• _WHAT IS EXPECTED_: Filter the data below for the string "children" and copy each matching line.

---------- MATERIAL ----------

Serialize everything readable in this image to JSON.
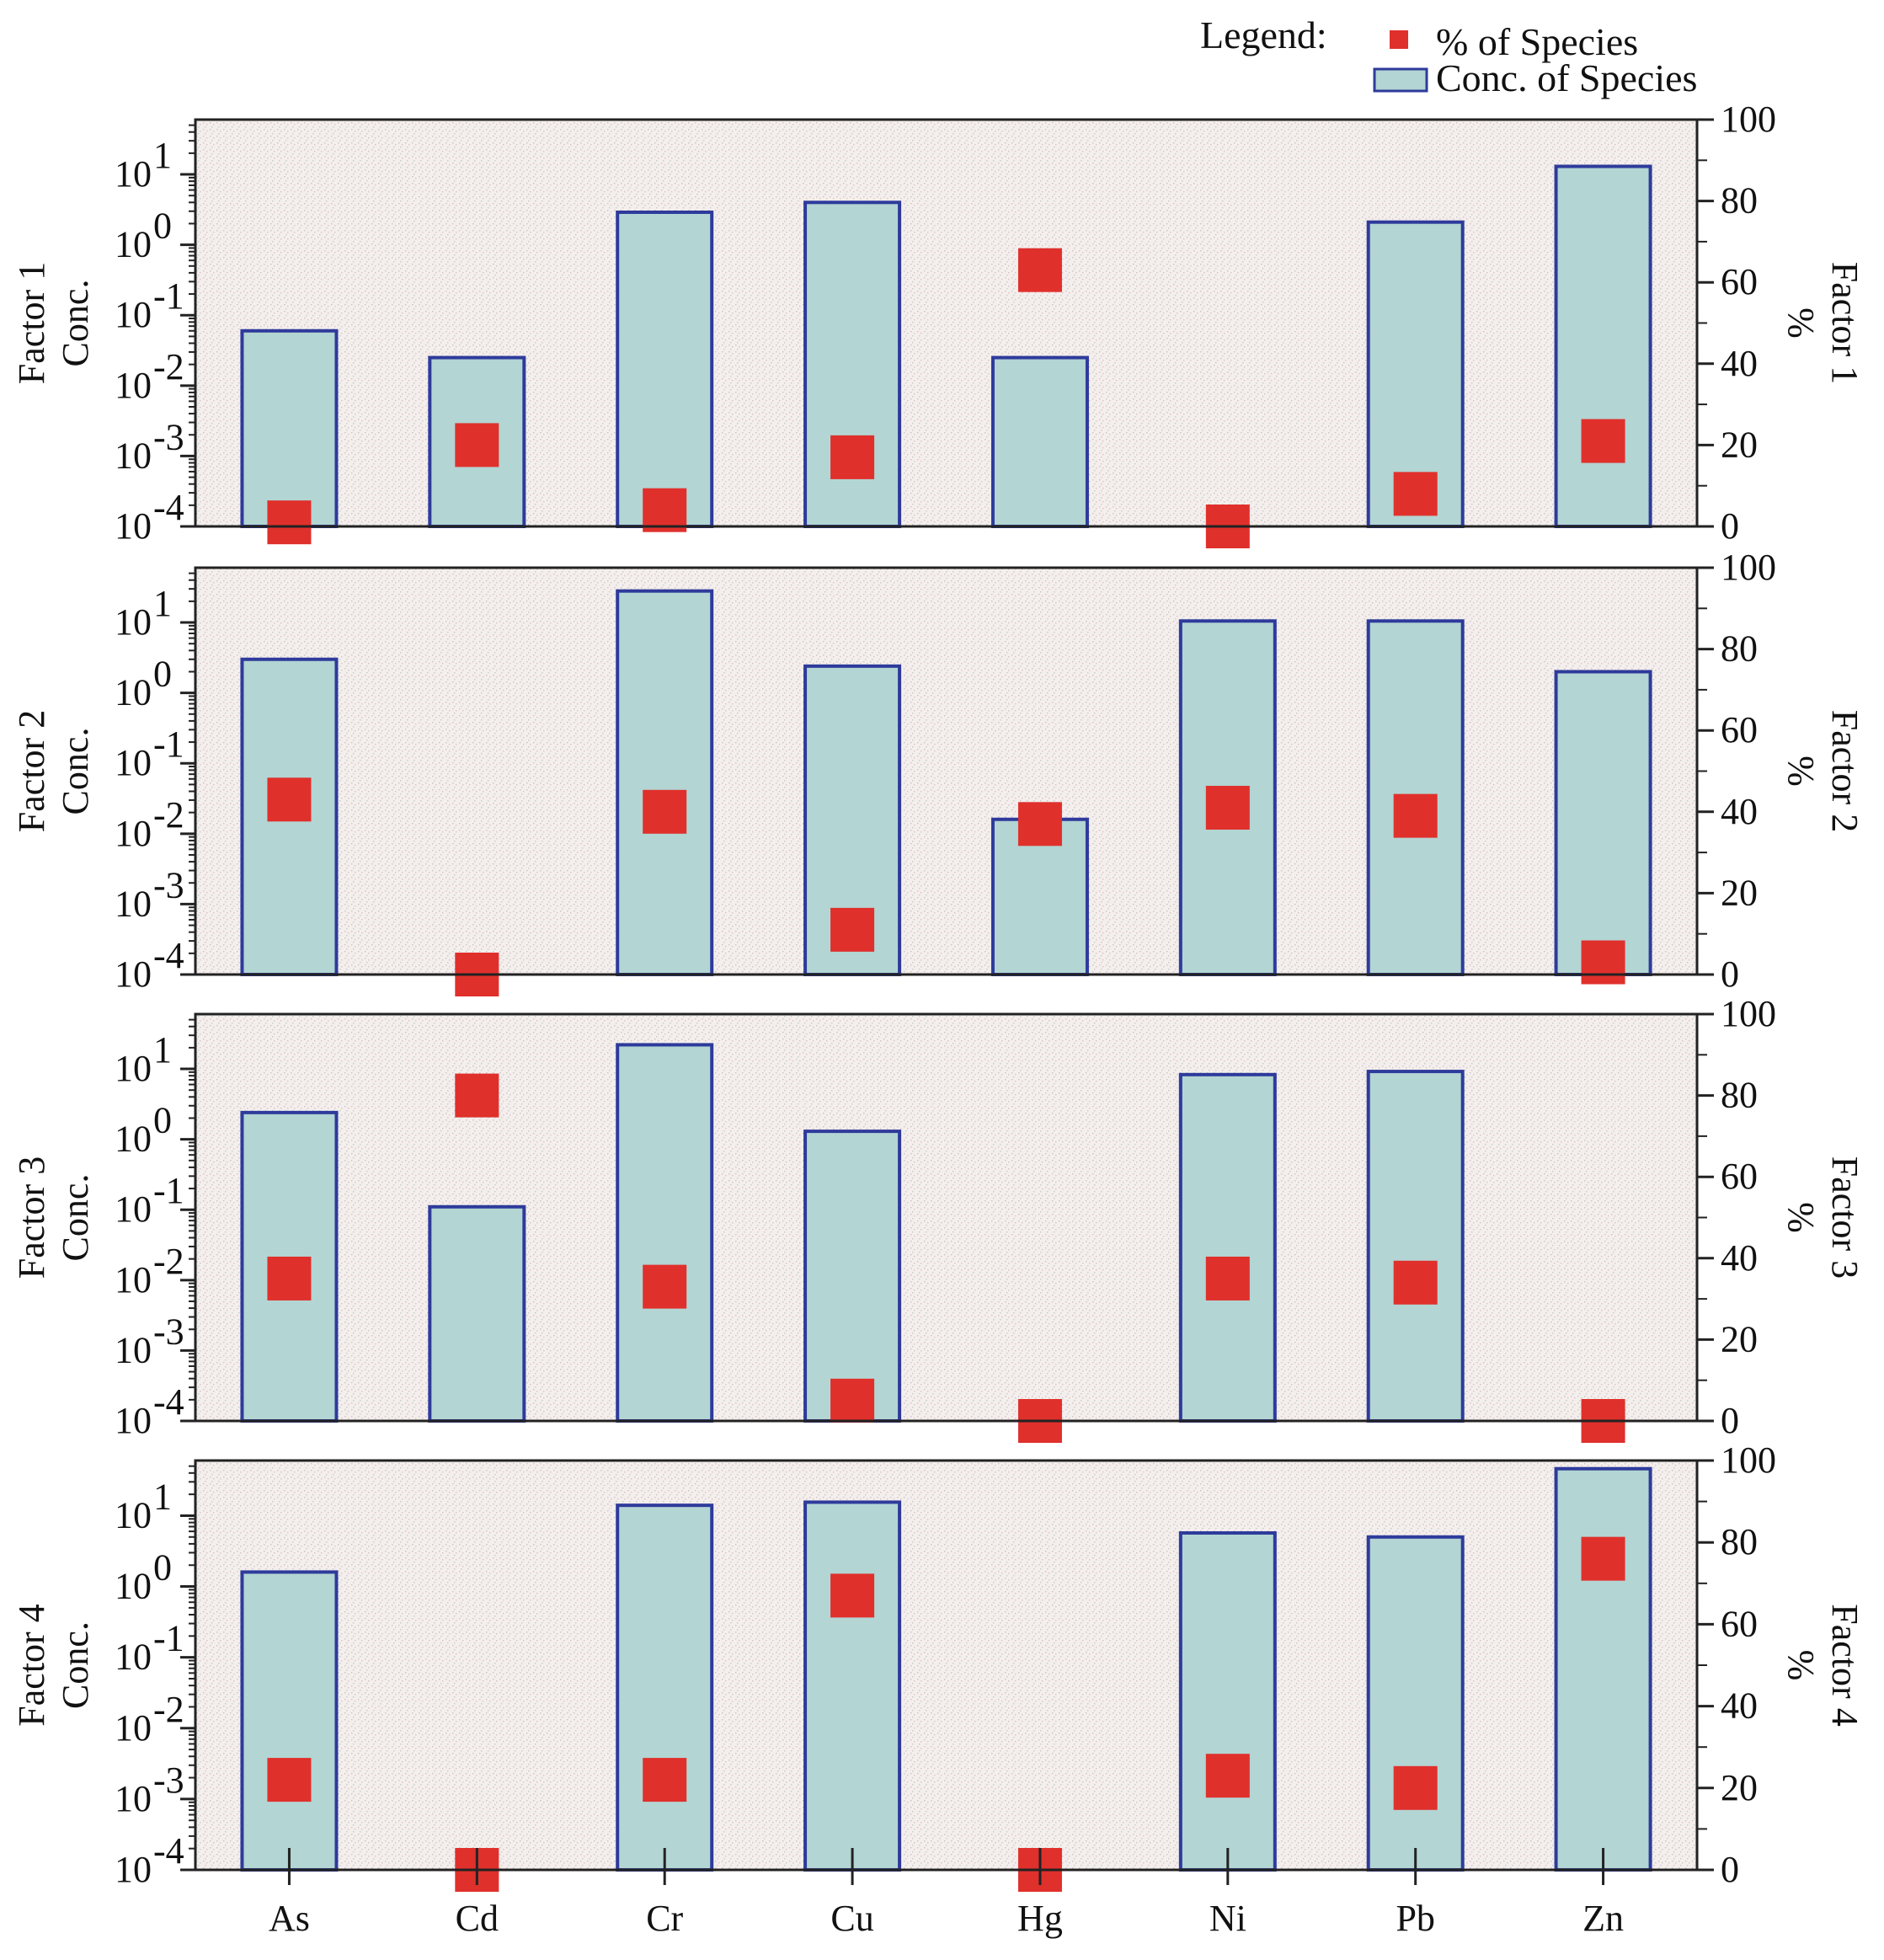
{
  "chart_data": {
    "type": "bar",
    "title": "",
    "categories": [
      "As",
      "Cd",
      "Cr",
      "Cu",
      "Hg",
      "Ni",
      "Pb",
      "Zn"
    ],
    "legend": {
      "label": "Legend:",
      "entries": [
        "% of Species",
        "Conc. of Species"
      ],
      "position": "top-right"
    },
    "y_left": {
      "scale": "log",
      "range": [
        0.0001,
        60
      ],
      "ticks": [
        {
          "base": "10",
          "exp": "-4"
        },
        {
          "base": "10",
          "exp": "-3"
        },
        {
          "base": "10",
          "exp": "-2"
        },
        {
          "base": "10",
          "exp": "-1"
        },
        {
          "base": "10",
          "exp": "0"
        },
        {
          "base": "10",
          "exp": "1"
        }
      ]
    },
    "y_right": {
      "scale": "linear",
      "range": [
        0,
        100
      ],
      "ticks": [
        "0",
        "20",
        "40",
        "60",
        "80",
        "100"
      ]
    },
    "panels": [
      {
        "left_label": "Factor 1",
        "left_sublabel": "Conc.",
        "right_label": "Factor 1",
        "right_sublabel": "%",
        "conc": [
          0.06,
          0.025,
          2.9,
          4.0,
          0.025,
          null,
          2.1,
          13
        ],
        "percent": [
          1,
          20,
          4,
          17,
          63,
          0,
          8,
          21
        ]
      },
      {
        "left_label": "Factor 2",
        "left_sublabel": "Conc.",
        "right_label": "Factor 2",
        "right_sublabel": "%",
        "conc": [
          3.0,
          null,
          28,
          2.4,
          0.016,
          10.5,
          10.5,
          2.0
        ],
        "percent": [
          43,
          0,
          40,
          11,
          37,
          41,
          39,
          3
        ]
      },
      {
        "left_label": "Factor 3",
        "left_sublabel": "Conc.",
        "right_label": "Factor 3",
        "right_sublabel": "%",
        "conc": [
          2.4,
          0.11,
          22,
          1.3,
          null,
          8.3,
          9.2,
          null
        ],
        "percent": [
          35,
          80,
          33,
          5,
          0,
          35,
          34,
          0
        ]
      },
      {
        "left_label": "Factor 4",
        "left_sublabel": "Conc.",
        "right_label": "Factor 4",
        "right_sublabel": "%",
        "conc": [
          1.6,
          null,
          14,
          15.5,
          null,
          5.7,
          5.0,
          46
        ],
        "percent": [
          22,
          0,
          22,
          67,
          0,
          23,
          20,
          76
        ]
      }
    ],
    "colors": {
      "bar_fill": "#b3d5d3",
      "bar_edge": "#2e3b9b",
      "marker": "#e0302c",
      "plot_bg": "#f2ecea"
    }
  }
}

----------
---------- MATERIAL ----------

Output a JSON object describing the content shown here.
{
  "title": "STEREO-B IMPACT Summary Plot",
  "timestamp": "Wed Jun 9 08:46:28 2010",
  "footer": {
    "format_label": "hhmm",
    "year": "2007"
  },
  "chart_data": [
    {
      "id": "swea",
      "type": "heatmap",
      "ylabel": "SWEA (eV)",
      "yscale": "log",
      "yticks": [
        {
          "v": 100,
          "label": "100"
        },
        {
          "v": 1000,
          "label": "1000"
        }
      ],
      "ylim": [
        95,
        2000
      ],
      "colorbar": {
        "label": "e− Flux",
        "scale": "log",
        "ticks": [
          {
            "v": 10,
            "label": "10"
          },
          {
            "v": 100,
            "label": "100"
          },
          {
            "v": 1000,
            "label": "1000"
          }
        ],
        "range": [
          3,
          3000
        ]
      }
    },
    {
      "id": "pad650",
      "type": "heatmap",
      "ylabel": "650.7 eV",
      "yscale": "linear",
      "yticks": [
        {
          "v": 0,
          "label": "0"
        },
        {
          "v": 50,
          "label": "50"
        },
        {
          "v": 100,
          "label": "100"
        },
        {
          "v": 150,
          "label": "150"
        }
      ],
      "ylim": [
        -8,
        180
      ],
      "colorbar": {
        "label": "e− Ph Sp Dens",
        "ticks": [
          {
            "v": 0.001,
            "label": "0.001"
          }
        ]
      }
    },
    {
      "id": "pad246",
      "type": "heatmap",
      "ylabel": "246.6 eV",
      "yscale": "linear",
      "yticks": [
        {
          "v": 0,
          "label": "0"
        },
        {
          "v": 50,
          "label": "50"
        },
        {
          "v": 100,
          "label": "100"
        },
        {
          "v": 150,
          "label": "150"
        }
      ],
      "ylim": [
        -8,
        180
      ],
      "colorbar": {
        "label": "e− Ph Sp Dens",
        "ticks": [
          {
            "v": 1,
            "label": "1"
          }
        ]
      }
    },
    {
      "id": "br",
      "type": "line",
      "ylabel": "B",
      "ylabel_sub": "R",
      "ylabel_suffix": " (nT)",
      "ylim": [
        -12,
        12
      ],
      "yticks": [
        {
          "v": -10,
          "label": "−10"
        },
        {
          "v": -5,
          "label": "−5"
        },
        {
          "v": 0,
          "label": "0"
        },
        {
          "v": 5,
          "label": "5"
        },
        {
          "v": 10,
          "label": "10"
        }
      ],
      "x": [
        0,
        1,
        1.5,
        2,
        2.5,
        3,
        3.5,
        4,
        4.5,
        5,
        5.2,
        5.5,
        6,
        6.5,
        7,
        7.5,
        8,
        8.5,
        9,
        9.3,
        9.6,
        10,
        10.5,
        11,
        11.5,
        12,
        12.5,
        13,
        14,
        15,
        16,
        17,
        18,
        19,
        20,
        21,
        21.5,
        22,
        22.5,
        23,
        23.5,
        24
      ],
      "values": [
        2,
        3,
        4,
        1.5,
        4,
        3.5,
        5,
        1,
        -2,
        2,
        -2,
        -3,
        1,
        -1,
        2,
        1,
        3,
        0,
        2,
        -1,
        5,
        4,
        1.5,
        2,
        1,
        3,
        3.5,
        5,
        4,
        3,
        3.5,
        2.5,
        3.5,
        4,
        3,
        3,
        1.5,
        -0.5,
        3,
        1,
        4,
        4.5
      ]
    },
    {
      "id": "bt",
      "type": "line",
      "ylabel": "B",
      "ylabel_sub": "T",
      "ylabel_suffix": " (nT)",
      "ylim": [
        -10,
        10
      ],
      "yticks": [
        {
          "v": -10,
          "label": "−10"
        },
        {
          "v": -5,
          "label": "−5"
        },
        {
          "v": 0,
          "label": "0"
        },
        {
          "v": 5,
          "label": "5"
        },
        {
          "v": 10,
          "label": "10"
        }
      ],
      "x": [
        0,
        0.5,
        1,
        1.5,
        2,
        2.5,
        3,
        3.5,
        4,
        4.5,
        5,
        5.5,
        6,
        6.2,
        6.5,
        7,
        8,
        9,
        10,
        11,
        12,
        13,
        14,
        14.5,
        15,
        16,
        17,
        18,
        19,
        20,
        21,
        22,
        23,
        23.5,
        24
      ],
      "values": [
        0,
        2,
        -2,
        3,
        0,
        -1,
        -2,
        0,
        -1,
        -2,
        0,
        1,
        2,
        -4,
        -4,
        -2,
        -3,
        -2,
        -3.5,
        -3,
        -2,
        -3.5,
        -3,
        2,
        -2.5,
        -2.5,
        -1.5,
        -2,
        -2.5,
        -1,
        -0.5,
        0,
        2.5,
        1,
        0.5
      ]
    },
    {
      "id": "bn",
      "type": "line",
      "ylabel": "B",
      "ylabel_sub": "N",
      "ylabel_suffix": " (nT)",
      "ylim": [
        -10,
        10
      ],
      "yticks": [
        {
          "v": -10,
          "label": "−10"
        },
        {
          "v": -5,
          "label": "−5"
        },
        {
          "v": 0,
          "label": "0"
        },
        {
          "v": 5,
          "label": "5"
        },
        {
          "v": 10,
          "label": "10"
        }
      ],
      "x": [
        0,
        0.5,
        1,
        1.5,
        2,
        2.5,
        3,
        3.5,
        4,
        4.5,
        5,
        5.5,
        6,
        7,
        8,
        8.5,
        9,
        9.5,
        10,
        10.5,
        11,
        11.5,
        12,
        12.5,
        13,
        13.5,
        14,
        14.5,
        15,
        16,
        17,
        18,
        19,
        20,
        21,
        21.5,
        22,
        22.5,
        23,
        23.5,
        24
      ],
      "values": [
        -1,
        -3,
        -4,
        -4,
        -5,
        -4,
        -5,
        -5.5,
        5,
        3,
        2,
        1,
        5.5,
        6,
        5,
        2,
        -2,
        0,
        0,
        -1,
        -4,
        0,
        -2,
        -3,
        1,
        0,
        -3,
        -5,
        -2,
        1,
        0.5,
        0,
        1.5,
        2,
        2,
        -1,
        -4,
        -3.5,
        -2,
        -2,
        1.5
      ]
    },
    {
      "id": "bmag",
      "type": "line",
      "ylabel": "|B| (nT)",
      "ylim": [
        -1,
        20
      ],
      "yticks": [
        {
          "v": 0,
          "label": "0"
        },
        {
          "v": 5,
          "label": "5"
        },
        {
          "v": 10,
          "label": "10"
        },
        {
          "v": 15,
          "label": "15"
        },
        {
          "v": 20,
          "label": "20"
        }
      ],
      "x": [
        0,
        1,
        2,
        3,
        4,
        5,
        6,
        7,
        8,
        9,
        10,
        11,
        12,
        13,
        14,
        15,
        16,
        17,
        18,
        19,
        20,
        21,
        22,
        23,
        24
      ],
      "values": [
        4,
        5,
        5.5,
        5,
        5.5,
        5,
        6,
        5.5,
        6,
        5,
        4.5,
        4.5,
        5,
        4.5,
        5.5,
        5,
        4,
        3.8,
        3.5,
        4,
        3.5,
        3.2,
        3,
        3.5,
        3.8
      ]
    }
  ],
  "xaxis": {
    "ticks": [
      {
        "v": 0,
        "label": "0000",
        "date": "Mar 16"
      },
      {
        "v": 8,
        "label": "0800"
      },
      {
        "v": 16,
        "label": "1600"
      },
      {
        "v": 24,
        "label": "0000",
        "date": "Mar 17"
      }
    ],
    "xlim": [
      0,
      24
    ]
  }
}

----------
---------- MATERIAL ----------

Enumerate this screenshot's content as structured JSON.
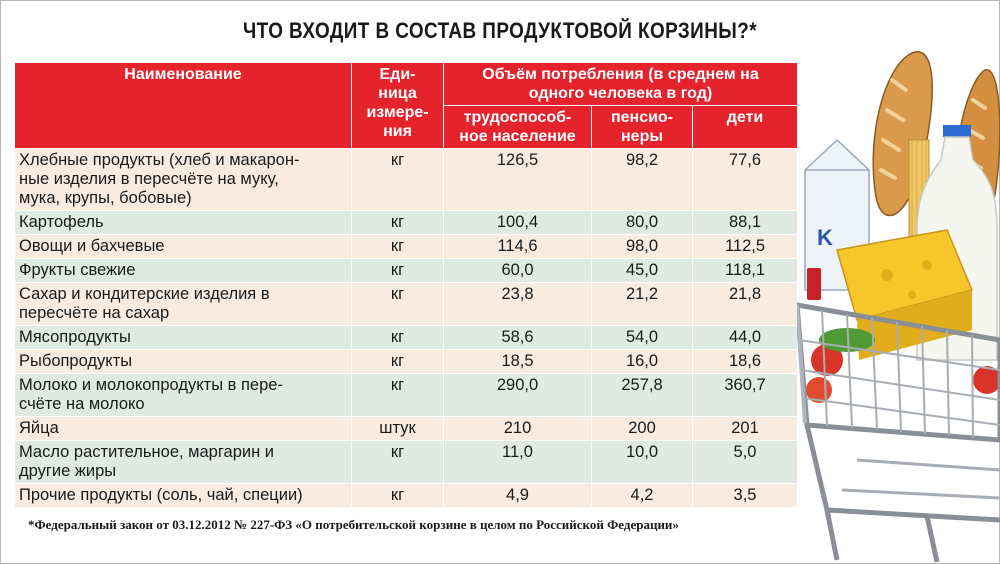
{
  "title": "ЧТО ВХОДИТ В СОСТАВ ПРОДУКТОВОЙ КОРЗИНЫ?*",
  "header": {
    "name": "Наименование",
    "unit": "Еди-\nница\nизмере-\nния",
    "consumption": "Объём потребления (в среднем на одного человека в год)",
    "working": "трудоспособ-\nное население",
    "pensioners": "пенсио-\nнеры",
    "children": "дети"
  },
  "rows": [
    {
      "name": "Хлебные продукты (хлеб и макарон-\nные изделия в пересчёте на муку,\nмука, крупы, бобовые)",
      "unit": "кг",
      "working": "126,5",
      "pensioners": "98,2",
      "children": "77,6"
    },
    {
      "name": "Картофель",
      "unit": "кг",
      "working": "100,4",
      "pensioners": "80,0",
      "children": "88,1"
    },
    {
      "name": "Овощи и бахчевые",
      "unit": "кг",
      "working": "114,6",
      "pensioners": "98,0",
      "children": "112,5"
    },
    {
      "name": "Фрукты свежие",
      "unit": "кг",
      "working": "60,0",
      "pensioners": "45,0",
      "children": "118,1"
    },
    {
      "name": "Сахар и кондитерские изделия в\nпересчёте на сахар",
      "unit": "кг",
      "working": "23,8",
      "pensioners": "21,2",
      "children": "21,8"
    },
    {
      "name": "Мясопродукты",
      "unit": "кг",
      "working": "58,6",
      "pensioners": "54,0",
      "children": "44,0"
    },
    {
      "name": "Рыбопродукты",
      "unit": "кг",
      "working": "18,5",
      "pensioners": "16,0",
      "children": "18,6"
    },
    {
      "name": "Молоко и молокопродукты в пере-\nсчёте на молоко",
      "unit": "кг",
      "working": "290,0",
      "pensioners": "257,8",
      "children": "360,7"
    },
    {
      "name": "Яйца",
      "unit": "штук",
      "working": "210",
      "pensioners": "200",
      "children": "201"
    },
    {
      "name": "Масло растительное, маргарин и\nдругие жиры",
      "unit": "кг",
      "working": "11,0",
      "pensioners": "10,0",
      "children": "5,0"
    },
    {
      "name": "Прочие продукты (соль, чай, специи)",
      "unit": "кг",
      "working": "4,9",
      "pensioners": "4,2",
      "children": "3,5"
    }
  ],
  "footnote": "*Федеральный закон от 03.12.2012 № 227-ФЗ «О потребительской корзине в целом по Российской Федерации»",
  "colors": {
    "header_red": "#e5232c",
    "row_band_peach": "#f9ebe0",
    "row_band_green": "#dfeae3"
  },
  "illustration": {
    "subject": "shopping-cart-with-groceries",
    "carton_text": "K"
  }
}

----------

• _SOLUTION BELOW_:
    "children": "дети"
      "children": "77,6"
      "children": "88,1"
      "children": "112,5"
      "children": "118,1"
      "children": "21,8"
      "children": "44,0"
      "children": "18,6"
      "children": "360,7"
      "children": "201"
      "children": "5,0"
      "children": "3,5"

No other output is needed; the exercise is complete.